## Directions for this task
Your task is to repeat the entries exactly. Leave the pictures out.

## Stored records
_ _ _ _ _

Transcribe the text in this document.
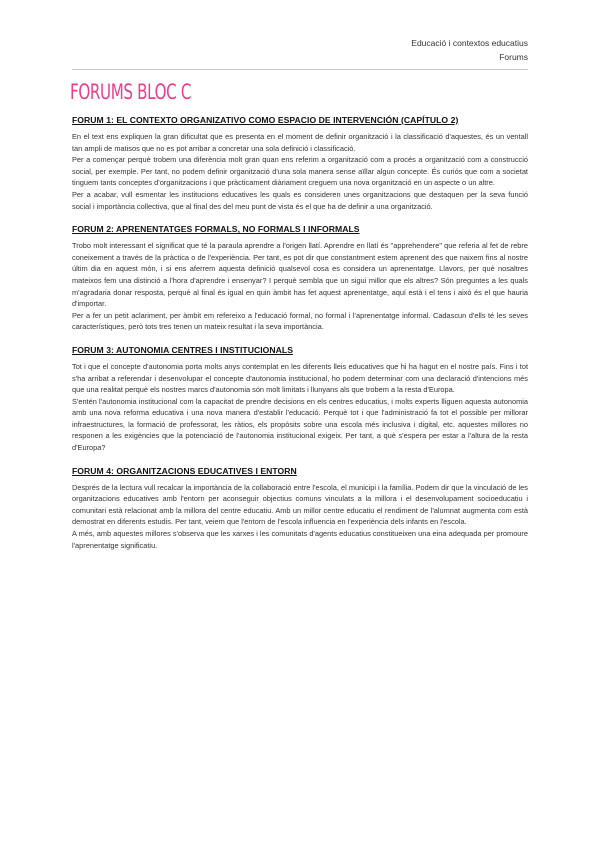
Educació i contextos educatius
Forums
FORUMS BLOC C
FORUM 1: EL CONTEXTO ORGANIZATIVO COMO ESPACIO DE INTERVENCIÓN (CAPÍTULO 2)

En el text ens expliquen la gran dificultat que es presenta en el moment de definir organització i la classificació d'aquestes, és un ventall tan ampli de matisos que no es pot arribar a concretar una sola definició i classificació.

Per a començar perquè trobem una diferència molt gran quan ens referim a organització com a procés a organització com a construcció social, per exemple. Per tant, no podem definir organització d'una sola manera sense aïllar algun concepte. És curiós que com a societat tinguem tants conceptes d'organitzacions i que pràcticament diàriament creguem una nova organització en un aspecte o un altre.

Per a acabar, vull esmentar les institucions educatives les quals es consideren unes organitzacions que destaquen per la seva funció social i importància collectiva, que al final des del meu punt de vista és el que ha de definir a una organització.

FORUM 2: APRENENTATGES FORMALS, NO FORMALS I INFORMALS

Trobo molt interessant el significat que té la paraula aprendre a l'origen llatí. Aprendre en llatí és "apprehendere" que referia al fet de rebre coneixement a través de la pràctica o de l'experiència. Per tant, es pot dir que constantment estem aprenent des que naixem fins al nostre últim dia en aquest món, i si ens aferrem aquesta definició qualsevol cosa es considera un aprenentatge. Llavors, per què nosaltres mateixos fem una distinció a l'hora d'aprendre i ensenyar? I perquè sembla que un sigui millor que els altres? Són preguntes a les quals m'agradaria donar resposta, perquè al final és igual en quin àmbit has fet aquest aprenentatge, aquí està i el tens i això és el que hauria d'importar.

Per a fer un petit aclariment, per àmbit em refereixo a l'educació formal, no formal i l'aprenentatge informal. Cadascun d'ells té les seves característiques, però tots tres tenen un mateix resultat i la seva importància.

FORUM 3: AUTONOMIA CENTRES I INSTITUCIONALS

Tot i que el concepte d'autonomia porta molts anys contemplat en les diferents lleis educatives que hi ha hagut en el nostre país. Fins i tot s'ha arribat a referendar i desenvolupar el concepte d'autonomia institucional, ho podem determinar com una declaració d'intencions més que una realitat perquè els nostres marcs d'autonomia són molt limitats i llunyans als que trobem a la resta d'Europa.

S'entén l'autonomia institucional com la capacitat de prendre decisions en els centres educatius, i molts experts lliguen aquesta autonomia amb una nova reforma educativa i una nova manera d'establir l'educació. Perquè tot i que l'administració fa tot el possible per millorar infraestructures, la formació de professorat, les ràtios, els propòsits sobre una escola més inclusiva i digital, etc. aquestes millores no responen a les exigències que la potenciació de l'autonomia institucional exigeix. Per tant, a què s'espera per estar a l'altura de la resta d'Europa?

FORUM 4: ORGANITZACIONS EDUCATIVES I ENTORN

Després de la lectura vull recalcar la importància de la collaboració entre l'escola, el municipi i la família. Podem dir que la vinculació de les organitzacions educatives amb l'entorn per aconseguir objectius comuns vinculats a la millora i el desenvolupament socioeducatiu i comunitari està relacionat amb la millora del centre educatiu. Amb un millor centre educatiu el rendiment de l'alumnat augmenta com està demostrat en diferents estudis. Per tant, veiem que l'entorn de l'escola influencia en l'experiència dels infants en l'escola.

A més, amb aquestes millores s'observa que les xarxes i les comunitats d'agents educatius constitueixen una eina adequada per promoure l'aprenentatge significatiu.
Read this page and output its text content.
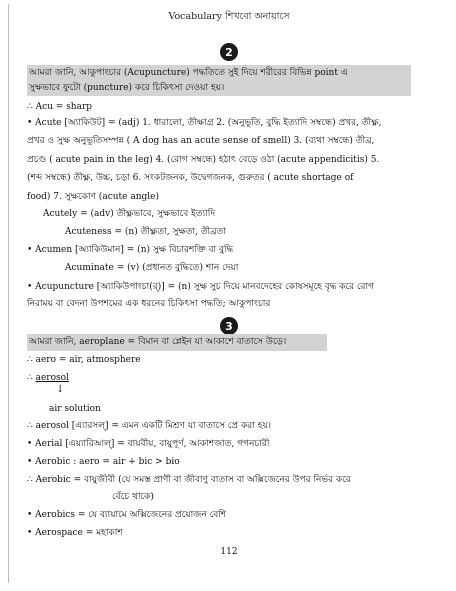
Vocabulary শিখবো অনায়াসে
2
আমরা জানি, আকুপাংচার (Acupuncture) পদ্ধতিতে সুই দিয়ে শরীরের বিভিন্ন point এ
সুক্ষভাবে ফুটো (puncture) করে চিকিৎসা দেওয়া হয়।
∴ Acu = sharp
• Acute [অ্যাকিউট] = (adj) 1. ধারালো, তীক্ষাগ্র 2. (অনুভূতি, বুদ্ধি ইত্যাদি সম্বন্ধে) প্রখর, তীক্ষ্ণ,
প্রখর ও সুক্ষ অনুভূতিসম্পন্ন ( A dog has an acute sense of smell) 3. (ব্যথা সম্বন্ধে) তীব্র,
প্রচণ্ড ( acute pain in the leg) 4. (রোগ সম্বন্ধে) হঠাৎ বেড়ে ওঠা (acute appendicitis) 5.
(শব্দ সম্বন্ধে) তীক্ষ্ণ, উচ্চ, চড়া 6. সংকটজনক, উদ্বেগজনক, গুরুতর ( acute shortage of
food) 7. সুক্ষকোণ (acute angle)
Acutely = (adv) তীক্ষ্ণভাবে, সুক্ষভাবে ইত্যাদি
Acuteness = (n) তীক্ষ্ণতা, সুক্ষতা, তীব্রতা
• Acumen [অ্যাকিউমান] = (n) সুক্ষ বিচারশক্তি বা বুদ্ধি
Acuminate = (v) (প্রধানত বুদ্ধিতে) শান দেয়া
• Acupuncture [অ্যাকিউপাংচা(র্)] = (n) সুক্ষ সুচ দিয়ে মানবদেহের কোষসমূহে বৃদ্ধ করে রোগ
নিরাময় বা বেদনা উপশমের এক ধরনের চিকিৎসা পদ্ধতি; আকুপাংচার
3
আমরা জানি, aeroplane = বিমান বা প্লেইন যা আকাশে বাতাসে উড়ে।
∴ aero = air, atmosphere
∴ aerosol
↓
air solution
∴ aerosol [এ্যারসল্] = এমন একটি মিশ্রণ যা বাতাসে প্রে করা হয়।
• Aerial [এয়্যারিআল্] = বায়বীয়, বায়ুপূর্ণ, আকাশজাত, গগনচারী
• Aerobic : aero = air + bic > bio
∴ Aerobic = বায়ুজীবী (যে সমস্ত প্রাণী বা জীবাণু বাতাস বা অক্সিজেনের উপর নির্ভর করে
বেঁচে থাকে)
• Aerobics = যে ব্যায়ামে অক্সিজেনের প্রয়োজন বেশি
• Aerospace = মহাকাশ
112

_ _ _ _ _

## Output below
Transcribe the text in this document.
Educació i contextos educatius
Forums
FORUMS BLOC C
FORUM 1: EL CONTEXTO ORGANIZATIVO COMO ESPACIO DE INTERVENCIÓN (CAPÍTULO 2)

En el text ens expliquen la gran dificultat que es presenta en el moment de definir organització i la classificació d'aquestes, és un ventall tan ampli de matisos que no es pot arribar a concretar una sola definició i classificació.

Per a començar perquè trobem una diferència molt gran quan ens referim a organització com a procés a organització com a construcció social, per exemple. Per tant, no podem definir organització d'una sola manera sense aïllar algun concepte. És curiós que com a societat tinguem tants conceptes d'organitzacions i que pràcticament diàriament creguem una nova organització en un aspecte o un altre.

Per a acabar, vull esmentar les institucions educatives les quals es consideren unes organitzacions que destaquen per la seva funció social i importància collectiva, que al final des del meu punt de vista és el que ha de definir a una organització.

FORUM 2: APRENENTATGES FORMALS, NO FORMALS I INFORMALS

Trobo molt interessant el significat que té la paraula aprendre a l'origen llatí. Aprendre en llatí és "apprehendere" que referia al fet de rebre coneixement a través de la pràctica o de l'experiència. Per tant, es pot dir que constantment estem aprenent des que naixem fins al nostre últim dia en aquest món, i si ens aferrem aquesta definició qualsevol cosa es considera un aprenentatge. Llavors, per què nosaltres mateixos fem una distinció a l'hora d'aprendre i ensenyar? I perquè sembla que un sigui millor que els altres? Són preguntes a les quals m'agradaria donar resposta, perquè al final és igual en quin àmbit has fet aquest aprenentatge, aquí està i el tens i això és el que hauria d'importar.

Per a fer un petit aclariment, per àmbit em refereixo a l'educació formal, no formal i l'aprenentatge informal. Cadascun d'ells té les seves característiques, però tots tres tenen un mateix resultat i la seva importància.

FORUM 3: AUTONOMIA CENTRES I INSTITUCIONALS

Tot i que el concepte d'autonomia porta molts anys contemplat en les diferents lleis educatives que hi ha hagut en el nostre país. Fins i tot s'ha arribat a referendar i desenvolupar el concepte d'autonomia institucional, ho podem determinar com una declaració d'intencions més que una realitat perquè els nostres marcs d'autonomia són molt limitats i llunyans als que trobem a la resta d'Europa.

S'entén l'autonomia institucional com la capacitat de prendre decisions en els centres educatius, i molts experts lliguen aquesta autonomia amb una nova reforma educativa i una nova manera d'establir l'educació. Perquè tot i que l'administració fa tot el possible per millorar infraestructures, la formació de professorat, les ràtios, els propòsits sobre una escola més inclusiva i digital, etc. aquestes millores no responen a les exigències que la potenciació de l'autonomia institucional exigeix. Per tant, a què s'espera per estar a l'altura de la resta d'Europa?

FORUM 4: ORGANITZACIONS EDUCATIVES I ENTORN

Després de la lectura vull recalcar la importància de la collaboració entre l'escola, el municipi i la família. Podem dir que la vinculació de les organitzacions educatives amb l'entorn per aconseguir objectius comuns vinculats a la millora i el desenvolupament socioeducatiu i comunitari està relacionat amb la millora del centre educatiu. Amb un millor centre educatiu el rendiment de l'alumnat augmenta com està demostrat en diferents estudis. Per tant, veiem que l'entorn de l'escola influencia en l'experiència dels infants en l'escola.

A més, amb aquestes millores s'observa que les xarxes i les comunitats d'agents educatius constitueixen una eina adequada per promoure l'aprenentatge significatiu.
Read this page and output its text content.
Vocabulary শিখবো অনায়াসে
2
আমরা জানি, আকুপাংচার (Acupuncture) পদ্ধতিতে সুই দিয়ে শরীরের বিভিন্ন point এ
সুক্ষভাবে ফুটো (puncture) করে চিকিৎসা দেওয়া হয়।
∴ Acu = sharp
• Acute [অ্যাকিউট] = (adj) 1. ধারালো, তীক্ষাগ্র 2. (অনুভূতি, বুদ্ধি ইত্যাদি সম্বন্ধে) প্রখর, তীক্ষ্ণ,
প্রখর ও সুক্ষ অনুভূতিসম্পন্ন ( A dog has an acute sense of smell) 3. (ব্যথা সম্বন্ধে) তীব্র,
প্রচণ্ড ( acute pain in the leg) 4. (রোগ সম্বন্ধে) হঠাৎ বেড়ে ওঠা (acute appendicitis) 5.
(শব্দ সম্বন্ধে) তীক্ষ্ণ, উচ্চ, চড়া 6. সংকটজনক, উদ্বেগজনক, গুরুতর ( acute shortage of
food) 7. সুক্ষকোণ (acute angle)
Acutely = (adv) তীক্ষ্ণভাবে, সুক্ষভাবে ইত্যাদি
Acuteness = (n) তীক্ষ্ণতা, সুক্ষতা, তীব্রতা
• Acumen [অ্যাকিউমান] = (n) সুক্ষ বিচারশক্তি বা বুদ্ধি
Acuminate = (v) (প্রধানত বুদ্ধিতে) শান দেয়া
• Acupuncture [অ্যাকিউপাংচা(র্)] = (n) সুক্ষ সুচ দিয়ে মানবদেহের কোষসমূহে বৃদ্ধ করে রোগ
নিরাময় বা বেদনা উপশমের এক ধরনের চিকিৎসা পদ্ধতি; আকুপাংচার
3
আমরা জানি, aeroplane = বিমান বা প্লেইন যা আকাশে বাতাসে উড়ে।
∴ aero = air, atmosphere
∴ aerosol
↓
air solution
∴ aerosol [এ্যারসল্] = এমন একটি মিশ্রণ যা বাতাসে প্রে করা হয়।
• Aerial [এয়্যারিআল্] = বায়বীয়, বায়ুপূর্ণ, আকাশজাত, গগনচারী
• Aerobic : aero = air + bic > bio
∴ Aerobic = বায়ুজীবী (যে সমস্ত প্রাণী বা জীবাণু বাতাস বা অক্সিজেনের উপর নির্ভর করে
বেঁচে থাকে)
• Aerobics = যে ব্যায়ামে অক্সিজেনের প্রয়োজন বেশি
• Aerospace = মহাকাশ
112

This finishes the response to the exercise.